| Exercise brief |
Isolate every line in the data with the string "ABCD" and copy it.

| Records supplied |

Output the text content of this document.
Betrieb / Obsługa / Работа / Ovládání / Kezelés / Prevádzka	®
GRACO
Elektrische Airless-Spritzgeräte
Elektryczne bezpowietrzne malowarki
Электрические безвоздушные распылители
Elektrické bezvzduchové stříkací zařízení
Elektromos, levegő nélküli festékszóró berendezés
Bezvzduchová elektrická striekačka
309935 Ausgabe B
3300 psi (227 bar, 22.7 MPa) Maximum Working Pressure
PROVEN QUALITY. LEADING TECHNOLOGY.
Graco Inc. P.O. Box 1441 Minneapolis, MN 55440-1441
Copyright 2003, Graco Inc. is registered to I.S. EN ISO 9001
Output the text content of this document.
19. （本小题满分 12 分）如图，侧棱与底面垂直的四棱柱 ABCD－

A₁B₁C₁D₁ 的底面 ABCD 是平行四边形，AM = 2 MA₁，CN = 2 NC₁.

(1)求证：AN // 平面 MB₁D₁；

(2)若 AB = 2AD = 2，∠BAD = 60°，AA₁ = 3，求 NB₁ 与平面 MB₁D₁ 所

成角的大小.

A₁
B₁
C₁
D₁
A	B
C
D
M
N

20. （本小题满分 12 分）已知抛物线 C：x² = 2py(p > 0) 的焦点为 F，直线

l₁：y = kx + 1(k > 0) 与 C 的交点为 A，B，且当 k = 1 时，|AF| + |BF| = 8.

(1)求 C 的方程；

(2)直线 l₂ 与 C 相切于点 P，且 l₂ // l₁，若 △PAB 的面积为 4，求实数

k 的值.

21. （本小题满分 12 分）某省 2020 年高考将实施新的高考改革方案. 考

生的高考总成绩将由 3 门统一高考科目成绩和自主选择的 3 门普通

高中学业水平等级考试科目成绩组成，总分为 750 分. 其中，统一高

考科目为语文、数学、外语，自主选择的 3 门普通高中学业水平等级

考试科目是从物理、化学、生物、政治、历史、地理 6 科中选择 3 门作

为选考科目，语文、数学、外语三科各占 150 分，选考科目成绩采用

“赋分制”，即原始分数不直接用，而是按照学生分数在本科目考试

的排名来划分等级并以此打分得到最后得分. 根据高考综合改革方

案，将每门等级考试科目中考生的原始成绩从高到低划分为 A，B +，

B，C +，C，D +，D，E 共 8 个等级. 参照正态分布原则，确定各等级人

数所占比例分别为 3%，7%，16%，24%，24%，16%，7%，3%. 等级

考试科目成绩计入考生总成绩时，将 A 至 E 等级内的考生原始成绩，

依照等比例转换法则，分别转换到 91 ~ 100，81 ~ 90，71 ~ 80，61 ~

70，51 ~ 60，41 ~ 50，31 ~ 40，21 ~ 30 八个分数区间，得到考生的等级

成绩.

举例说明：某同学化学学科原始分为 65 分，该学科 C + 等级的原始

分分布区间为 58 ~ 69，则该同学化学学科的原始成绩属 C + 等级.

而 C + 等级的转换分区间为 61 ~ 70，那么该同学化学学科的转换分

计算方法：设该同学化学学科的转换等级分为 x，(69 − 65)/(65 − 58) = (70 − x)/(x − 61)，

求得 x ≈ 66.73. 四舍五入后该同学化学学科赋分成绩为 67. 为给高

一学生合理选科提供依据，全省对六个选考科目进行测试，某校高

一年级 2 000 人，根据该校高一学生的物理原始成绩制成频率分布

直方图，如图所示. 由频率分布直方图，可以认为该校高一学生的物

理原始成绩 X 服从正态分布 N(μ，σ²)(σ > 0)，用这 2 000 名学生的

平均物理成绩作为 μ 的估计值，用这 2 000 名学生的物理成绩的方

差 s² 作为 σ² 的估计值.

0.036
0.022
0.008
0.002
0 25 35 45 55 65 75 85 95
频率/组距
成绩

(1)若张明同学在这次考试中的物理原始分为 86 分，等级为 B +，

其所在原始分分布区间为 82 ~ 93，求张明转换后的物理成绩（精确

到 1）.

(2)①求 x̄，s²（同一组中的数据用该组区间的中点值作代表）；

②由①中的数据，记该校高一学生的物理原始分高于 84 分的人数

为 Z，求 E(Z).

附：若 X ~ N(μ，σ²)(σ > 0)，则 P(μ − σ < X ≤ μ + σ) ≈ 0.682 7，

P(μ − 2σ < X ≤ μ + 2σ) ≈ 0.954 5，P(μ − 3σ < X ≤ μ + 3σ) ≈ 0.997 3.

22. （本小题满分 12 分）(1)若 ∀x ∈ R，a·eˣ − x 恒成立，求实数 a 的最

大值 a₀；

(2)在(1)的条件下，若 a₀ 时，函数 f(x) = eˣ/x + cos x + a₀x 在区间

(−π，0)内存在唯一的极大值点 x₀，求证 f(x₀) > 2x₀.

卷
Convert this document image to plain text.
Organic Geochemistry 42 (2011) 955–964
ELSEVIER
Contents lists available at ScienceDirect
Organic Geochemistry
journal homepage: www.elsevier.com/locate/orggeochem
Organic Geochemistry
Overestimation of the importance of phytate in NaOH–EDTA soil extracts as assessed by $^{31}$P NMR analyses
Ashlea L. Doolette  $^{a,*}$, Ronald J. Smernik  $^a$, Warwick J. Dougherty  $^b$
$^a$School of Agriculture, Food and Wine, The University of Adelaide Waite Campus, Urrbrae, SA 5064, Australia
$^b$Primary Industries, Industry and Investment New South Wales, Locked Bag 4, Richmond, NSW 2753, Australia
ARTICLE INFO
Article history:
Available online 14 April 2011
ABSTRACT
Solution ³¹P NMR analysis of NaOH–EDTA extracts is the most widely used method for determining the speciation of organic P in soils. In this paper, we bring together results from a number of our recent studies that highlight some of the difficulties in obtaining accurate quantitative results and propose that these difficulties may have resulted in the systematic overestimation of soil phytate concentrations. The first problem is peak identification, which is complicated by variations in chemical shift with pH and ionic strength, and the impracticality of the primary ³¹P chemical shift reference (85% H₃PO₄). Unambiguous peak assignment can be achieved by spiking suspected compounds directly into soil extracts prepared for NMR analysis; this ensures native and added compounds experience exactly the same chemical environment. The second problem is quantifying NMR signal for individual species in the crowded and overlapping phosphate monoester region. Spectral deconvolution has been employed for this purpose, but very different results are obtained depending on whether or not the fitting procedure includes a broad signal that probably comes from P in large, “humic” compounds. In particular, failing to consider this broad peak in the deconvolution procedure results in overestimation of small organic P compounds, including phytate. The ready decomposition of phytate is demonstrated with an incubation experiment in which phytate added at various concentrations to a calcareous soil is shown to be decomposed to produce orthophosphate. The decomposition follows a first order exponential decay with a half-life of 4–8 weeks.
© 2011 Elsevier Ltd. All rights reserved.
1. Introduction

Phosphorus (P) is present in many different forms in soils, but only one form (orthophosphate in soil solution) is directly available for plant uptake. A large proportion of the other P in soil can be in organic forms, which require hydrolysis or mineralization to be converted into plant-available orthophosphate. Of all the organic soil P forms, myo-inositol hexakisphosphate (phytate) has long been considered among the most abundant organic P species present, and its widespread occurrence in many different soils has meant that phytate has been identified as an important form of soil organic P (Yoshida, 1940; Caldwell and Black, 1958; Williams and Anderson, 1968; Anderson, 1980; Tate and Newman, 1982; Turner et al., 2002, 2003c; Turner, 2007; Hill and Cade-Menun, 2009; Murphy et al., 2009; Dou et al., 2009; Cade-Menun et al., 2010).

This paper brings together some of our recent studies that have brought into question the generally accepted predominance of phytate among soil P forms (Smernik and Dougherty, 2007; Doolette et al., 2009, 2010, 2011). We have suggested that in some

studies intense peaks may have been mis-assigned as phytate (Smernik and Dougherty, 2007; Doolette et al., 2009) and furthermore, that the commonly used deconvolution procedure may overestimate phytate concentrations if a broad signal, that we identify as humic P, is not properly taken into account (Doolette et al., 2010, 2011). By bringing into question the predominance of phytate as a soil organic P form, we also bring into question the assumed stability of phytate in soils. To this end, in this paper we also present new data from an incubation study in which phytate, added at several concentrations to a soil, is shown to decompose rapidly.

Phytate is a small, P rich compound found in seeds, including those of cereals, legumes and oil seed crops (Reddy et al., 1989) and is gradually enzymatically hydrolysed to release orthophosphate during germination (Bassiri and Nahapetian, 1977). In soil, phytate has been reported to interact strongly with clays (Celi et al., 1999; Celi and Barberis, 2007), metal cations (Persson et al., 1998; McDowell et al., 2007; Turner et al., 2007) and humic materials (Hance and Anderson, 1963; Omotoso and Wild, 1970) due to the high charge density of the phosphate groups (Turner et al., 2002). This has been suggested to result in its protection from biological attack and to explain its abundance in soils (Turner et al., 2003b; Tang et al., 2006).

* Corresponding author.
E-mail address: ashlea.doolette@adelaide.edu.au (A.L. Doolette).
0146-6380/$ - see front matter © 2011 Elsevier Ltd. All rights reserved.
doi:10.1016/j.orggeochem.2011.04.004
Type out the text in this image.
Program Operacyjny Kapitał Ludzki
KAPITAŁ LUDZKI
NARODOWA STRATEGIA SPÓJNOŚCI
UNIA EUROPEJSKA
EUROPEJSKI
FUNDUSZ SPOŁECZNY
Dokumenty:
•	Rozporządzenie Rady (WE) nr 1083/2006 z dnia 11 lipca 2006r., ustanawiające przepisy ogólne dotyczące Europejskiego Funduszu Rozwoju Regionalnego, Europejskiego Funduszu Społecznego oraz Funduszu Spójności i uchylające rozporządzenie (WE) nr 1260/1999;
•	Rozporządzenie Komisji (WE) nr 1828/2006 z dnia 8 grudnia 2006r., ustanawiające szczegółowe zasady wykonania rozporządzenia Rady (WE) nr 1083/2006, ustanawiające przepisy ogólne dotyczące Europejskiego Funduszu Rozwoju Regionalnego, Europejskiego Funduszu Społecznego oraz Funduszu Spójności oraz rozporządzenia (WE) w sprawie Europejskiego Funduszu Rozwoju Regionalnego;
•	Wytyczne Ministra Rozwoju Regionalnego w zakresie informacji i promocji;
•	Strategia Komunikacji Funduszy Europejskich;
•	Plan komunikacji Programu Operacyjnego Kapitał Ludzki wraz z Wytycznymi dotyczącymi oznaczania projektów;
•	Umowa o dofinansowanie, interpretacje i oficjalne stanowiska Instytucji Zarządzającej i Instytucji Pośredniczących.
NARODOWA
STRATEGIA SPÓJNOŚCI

| Answer below |
19. （本小题满分 12 分）如图，侧棱与底面垂直的四棱柱 ABCD－
A₁B₁C₁D₁ 的底面 ABCD 是平行四边形，AM = 2 MA₁，CN = 2 NC₁.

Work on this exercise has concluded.